* begin Material supplied *

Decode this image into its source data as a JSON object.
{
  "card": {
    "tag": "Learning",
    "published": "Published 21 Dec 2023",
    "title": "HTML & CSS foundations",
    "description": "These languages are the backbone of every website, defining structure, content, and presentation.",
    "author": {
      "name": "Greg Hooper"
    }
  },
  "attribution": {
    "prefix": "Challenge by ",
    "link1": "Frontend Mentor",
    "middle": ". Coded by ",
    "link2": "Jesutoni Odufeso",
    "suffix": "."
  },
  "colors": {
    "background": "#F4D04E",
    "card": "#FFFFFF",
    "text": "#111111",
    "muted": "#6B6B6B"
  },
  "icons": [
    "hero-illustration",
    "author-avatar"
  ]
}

* end Material supplied *
* begin Material supplied *

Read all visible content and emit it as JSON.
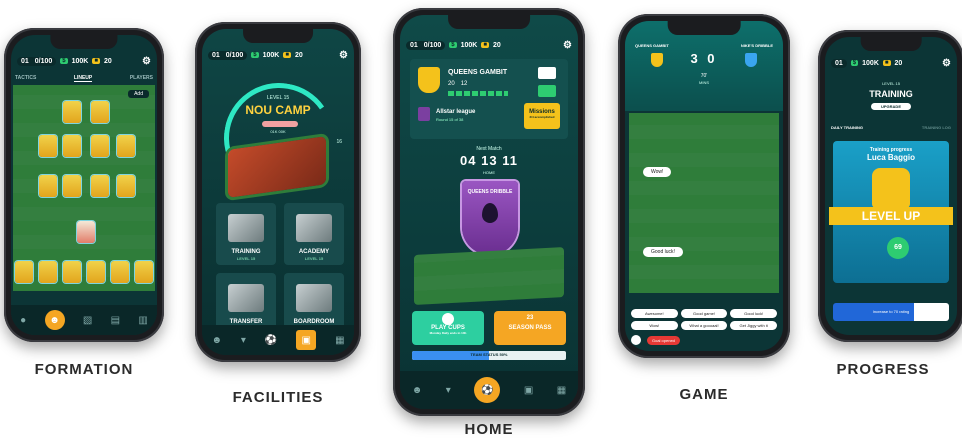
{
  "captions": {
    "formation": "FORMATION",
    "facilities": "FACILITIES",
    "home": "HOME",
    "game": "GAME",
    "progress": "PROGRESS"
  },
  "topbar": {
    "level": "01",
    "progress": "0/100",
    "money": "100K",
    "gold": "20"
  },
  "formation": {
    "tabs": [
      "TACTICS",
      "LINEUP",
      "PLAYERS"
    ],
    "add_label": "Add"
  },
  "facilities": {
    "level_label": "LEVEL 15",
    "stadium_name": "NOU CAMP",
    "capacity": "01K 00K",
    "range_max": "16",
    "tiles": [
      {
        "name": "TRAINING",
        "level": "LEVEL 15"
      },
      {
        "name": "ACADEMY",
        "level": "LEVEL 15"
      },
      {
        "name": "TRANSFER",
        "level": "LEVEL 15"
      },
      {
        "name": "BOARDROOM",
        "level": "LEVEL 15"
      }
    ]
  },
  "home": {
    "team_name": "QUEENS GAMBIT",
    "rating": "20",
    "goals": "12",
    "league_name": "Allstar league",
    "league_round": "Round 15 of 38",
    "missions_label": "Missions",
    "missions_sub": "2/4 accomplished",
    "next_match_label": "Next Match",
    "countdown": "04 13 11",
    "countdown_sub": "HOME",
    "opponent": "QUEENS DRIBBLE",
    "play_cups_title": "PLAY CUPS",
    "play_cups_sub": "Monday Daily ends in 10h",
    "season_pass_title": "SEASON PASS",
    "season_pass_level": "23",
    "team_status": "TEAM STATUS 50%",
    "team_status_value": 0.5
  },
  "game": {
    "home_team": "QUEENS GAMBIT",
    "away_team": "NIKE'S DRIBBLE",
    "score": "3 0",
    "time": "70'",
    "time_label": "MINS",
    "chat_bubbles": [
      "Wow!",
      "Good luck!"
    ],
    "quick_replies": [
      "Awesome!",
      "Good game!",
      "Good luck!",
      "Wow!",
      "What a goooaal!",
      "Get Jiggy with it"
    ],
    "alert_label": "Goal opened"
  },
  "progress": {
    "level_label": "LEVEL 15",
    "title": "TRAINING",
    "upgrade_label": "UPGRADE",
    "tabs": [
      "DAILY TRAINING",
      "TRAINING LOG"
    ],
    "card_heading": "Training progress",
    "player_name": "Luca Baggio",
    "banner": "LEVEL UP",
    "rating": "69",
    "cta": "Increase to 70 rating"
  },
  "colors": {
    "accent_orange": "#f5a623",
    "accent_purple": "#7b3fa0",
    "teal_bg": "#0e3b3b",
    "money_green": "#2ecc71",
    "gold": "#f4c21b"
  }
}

* end Material supplied *

Task instructions: In the listing, find each line with the string "QUEENS" and copy it.

Written response:
    "team_name": "QUEENS GAMBIT",
    "opponent": "QUEENS DRIBBLE",
    "home_team": "QUEENS GAMBIT",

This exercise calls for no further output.